Aim of the exercise >> Reproduce the entries exactly.

Records supplied >>
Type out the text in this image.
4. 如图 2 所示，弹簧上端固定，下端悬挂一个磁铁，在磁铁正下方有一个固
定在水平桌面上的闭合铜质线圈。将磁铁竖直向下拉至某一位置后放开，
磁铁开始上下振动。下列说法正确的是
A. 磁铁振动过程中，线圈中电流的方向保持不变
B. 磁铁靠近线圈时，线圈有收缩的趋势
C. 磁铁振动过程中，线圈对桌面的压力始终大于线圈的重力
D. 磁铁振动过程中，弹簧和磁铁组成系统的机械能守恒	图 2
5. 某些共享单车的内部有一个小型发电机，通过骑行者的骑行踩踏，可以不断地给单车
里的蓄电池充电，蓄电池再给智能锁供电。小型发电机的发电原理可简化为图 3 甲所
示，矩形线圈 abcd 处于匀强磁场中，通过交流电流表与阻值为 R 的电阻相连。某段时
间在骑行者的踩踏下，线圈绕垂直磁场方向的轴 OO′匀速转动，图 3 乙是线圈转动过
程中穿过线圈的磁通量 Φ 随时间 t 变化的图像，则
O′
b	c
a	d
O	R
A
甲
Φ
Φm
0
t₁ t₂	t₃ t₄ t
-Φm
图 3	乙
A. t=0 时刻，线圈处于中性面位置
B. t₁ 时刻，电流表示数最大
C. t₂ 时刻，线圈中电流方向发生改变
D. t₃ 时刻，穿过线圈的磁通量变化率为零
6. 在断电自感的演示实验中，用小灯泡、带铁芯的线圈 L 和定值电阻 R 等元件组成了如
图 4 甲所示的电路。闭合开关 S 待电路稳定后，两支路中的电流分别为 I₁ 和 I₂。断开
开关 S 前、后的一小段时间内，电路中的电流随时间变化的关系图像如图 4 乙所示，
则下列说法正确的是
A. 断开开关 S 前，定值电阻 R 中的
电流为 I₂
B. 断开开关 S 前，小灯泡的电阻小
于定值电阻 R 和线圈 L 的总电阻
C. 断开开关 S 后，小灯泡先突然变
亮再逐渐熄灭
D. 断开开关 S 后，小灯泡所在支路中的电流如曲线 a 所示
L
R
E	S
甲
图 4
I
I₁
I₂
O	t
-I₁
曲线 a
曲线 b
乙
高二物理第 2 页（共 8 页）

Exercise result >>
Type out the text in this image.
4. 如图 2 所示，弹簧上端固定，下端悬挂一个磁铁，在磁铁正下方有一个固
定在水平桌面上的闭合铜质线圈。将磁铁竖直向下拉至某一位置后放开，
磁铁开始上下振动。下列说法正确的是
A. 磁铁振动过程中，线圈中电流的方向保持不变
B. 磁铁靠近线圈时，线圈有收缩的趋势
C. 磁铁振动过程中，线圈对桌面的压力始终大于线圈的重力
D. 磁铁振动过程中，弹簧和磁铁组成系统的机械能守恒	图 2
5. 某些共享单车的内部有一个小型发电机，通过骑行者的骑行踩踏，可以不断地给单车
里的蓄电池充电，蓄电池再给智能锁供电。小型发电机的发电原理可简化为图 3 甲所
示，矩形线圈 abcd 处于匀强磁场中，通过交流电流表与阻值为 R 的电阻相连。某段时
间在骑行者的踩踏下，线圈绕垂直磁场方向的轴 OO′匀速转动，图 3 乙是线圈转动过
程中穿过线圈的磁通量 Φ 随时间 t 变化的图像，则
O′
b	c
a	d
O	R
A
甲
Φ
Φm
0
t₁ t₂	t₃ t₄ t
-Φm
图 3	乙
A. t=0 时刻，线圈处于中性面位置
B. t₁ 时刻，电流表示数最大
C. t₂ 时刻，线圈中电流方向发生改变
D. t₃ 时刻，穿过线圈的磁通量变化率为零
6. 在断电自感的演示实验中，用小灯泡、带铁芯的线圈 L 和定值电阻 R 等元件组成了如
图 4 甲所示的电路。闭合开关 S 待电路稳定后，两支路中的电流分别为 I₁ 和 I₂。断开
开关 S 前、后的一小段时间内，电路中的电流随时间变化的关系图像如图 4 乙所示，
则下列说法正确的是
A. 断开开关 S 前，定值电阻 R 中的
电流为 I₂
B. 断开开关 S 前，小灯泡的电阻小
于定值电阻 R 和线圈 L 的总电阻
C. 断开开关 S 后，小灯泡先突然变
亮再逐渐熄灭
D. 断开开关 S 后，小灯泡所在支路中的电流如曲线 a 所示
L
R
E	S
甲
图 4
I
I₁
I₂
O	t
-I₁
曲线 a
曲线 b
乙
高二物理第 2 页（共 8 页）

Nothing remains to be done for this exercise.